[Collection entries]

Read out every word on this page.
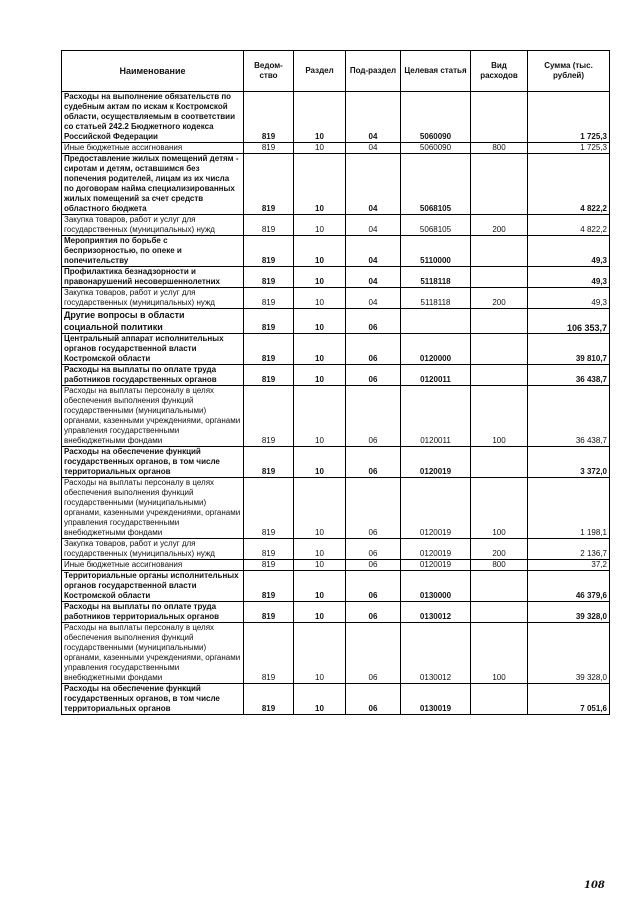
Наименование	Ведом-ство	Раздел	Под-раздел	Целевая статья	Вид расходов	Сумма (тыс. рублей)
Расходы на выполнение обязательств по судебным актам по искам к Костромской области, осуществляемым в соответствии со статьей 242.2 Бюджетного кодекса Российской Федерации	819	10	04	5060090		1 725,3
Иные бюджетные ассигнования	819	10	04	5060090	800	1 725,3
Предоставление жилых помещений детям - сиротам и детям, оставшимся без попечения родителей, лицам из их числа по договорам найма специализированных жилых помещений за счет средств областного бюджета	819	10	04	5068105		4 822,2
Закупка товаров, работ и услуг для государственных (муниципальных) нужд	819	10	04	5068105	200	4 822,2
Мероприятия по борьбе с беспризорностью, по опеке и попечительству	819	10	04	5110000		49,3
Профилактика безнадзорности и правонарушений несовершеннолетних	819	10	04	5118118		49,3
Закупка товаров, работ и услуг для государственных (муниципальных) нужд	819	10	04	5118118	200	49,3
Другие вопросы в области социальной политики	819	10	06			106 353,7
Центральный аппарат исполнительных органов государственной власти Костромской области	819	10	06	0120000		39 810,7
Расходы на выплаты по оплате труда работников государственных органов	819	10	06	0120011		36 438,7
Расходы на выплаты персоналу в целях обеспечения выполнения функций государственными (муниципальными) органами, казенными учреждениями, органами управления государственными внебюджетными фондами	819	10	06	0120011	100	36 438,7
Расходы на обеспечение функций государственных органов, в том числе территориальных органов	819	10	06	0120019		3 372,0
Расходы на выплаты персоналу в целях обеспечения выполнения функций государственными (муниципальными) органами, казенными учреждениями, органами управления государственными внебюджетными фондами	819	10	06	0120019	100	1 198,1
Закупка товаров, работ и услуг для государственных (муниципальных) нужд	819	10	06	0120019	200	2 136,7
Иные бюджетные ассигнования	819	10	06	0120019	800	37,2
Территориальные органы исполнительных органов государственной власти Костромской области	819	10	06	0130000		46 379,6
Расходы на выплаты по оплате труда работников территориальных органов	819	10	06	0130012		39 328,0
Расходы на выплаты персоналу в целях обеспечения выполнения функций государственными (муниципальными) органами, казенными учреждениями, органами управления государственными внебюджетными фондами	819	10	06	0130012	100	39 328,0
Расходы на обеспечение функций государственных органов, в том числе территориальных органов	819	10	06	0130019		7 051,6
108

## Task requirements
Extract every line that has the string "обеспечение" in it.

## Written solution
Расходы на обеспечение функций государственных органов, в том числе территориальных органов	819	10	06	0120019		3 372,0
Расходы на обеспечение функций государственных органов, в том числе территориальных органов	819	10	06	0130019		7 051,6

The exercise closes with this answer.